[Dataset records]

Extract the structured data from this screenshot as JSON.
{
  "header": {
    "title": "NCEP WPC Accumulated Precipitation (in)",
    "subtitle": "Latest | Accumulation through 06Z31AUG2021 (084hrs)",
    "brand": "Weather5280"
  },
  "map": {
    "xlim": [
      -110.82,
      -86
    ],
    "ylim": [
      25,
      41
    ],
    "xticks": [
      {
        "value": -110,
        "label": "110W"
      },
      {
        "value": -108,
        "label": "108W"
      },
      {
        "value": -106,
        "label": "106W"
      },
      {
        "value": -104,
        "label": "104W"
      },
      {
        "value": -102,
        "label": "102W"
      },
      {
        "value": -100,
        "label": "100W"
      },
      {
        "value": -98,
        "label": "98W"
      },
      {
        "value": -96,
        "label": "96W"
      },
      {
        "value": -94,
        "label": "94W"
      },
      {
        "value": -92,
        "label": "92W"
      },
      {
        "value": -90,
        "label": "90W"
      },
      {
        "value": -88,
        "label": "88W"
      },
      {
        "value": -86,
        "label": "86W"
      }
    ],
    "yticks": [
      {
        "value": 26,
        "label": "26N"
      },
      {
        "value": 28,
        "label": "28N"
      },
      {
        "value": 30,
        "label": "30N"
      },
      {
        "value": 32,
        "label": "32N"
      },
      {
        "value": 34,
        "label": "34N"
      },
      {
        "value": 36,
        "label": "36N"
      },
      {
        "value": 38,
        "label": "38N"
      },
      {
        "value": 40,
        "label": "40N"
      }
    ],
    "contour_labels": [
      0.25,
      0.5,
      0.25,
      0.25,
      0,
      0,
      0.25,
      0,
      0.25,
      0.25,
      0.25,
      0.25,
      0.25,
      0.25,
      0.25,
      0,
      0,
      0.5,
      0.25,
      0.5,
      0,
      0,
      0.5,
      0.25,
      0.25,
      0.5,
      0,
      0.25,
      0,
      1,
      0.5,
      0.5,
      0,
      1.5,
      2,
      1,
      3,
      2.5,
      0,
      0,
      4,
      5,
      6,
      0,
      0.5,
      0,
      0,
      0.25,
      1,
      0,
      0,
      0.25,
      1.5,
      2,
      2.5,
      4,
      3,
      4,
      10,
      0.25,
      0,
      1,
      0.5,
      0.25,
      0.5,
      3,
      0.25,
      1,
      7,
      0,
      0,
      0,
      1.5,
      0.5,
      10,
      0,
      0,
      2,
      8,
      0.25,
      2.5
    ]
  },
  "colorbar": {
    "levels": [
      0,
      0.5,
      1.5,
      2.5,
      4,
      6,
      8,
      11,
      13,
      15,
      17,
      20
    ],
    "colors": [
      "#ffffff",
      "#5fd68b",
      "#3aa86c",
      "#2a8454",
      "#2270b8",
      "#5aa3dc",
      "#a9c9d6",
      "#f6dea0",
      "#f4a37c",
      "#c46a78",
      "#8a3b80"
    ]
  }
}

Directions for this task – Go through the data and return every record exactly.

The result –
Extract the structured data from this screenshot as JSON.
{
  "header": {
    "title": "NCEP WPC Accumulated Precipitation (in)",
    "subtitle": "Latest | Accumulation through 06Z31AUG2021 (084hrs)",
    "brand": "Weather5280"
  },
  "map": {
    "xlim": [
      -110.82,
      -86
    ],
    "ylim": [
      25,
      41
    ],
    "xticks": [
      {
        "value": -110,
        "label": "110W"
      },
      {
        "value": -108,
        "label": "108W"
      },
      {
        "value": -106,
        "label": "106W"
      },
      {
        "value": -104,
        "label": "104W"
      },
      {
        "value": -102,
        "label": "102W"
      },
      {
        "value": -100,
        "label": "100W"
      },
      {
        "value": -98,
        "label": "98W"
      },
      {
        "value": -96,
        "label": "96W"
      },
      {
        "value": -94,
        "label": "94W"
      },
      {
        "value": -92,
        "label": "92W"
      },
      {
        "value": -90,
        "label": "90W"
      },
      {
        "value": -88,
        "label": "88W"
      },
      {
        "value": -86,
        "label": "86W"
      }
    ],
    "yticks": [
      {
        "value": 26,
        "label": "26N"
      },
      {
        "value": 28,
        "label": "28N"
      },
      {
        "value": 30,
        "label": "30N"
      },
      {
        "value": 32,
        "label": "32N"
      },
      {
        "value": 34,
        "label": "34N"
      },
      {
        "value": 36,
        "label": "36N"
      },
      {
        "value": 38,
        "label": "38N"
      },
      {
        "value": 40,
        "label": "40N"
      }
    ],
    "contour_labels": [
      0.25,
      0.5,
      0.25,
      0.25,
      0,
      0,
      0.25,
      0,
      0.25,
      0.25,
      0.25,
      0.25,
      0.25,
      0.25,
      0.25,
      0,
      0,
      0.5,
      0.25,
      0.5,
      0,
      0,
      0.5,
      0.25,
      0.25,
      0.5,
      0,
      0.25,
      0,
      1,
      0.5,
      0.5,
      0,
      1.5,
      2,
      1,
      3,
      2.5,
      0,
      0,
      4,
      5,
      6,
      0,
      0.5,
      0,
      0,
      0.25,
      1,
      0,
      0,
      0.25,
      1.5,
      2,
      2.5,
      4,
      3,
      4,
      10,
      0.25,
      0,
      1,
      0.5,
      0.25,
      0.5,
      3,
      0.25,
      1,
      7,
      0,
      0,
      0,
      1.5,
      0.5,
      10,
      0,
      0,
      2,
      8,
      0.25,
      2.5
    ]
  },
  "colorbar": {
    "levels": [
      0,
      0.5,
      1.5,
      2.5,
      4,
      6,
      8,
      11,
      13,
      15,
      17,
      20
    ],
    "colors": [
      "#ffffff",
      "#5fd68b",
      "#3aa86c",
      "#2a8454",
      "#2270b8",
      "#5aa3dc",
      "#a9c9d6",
      "#f6dea0",
      "#f4a37c",
      "#c46a78",
      "#8a3b80"
    ]
  }
}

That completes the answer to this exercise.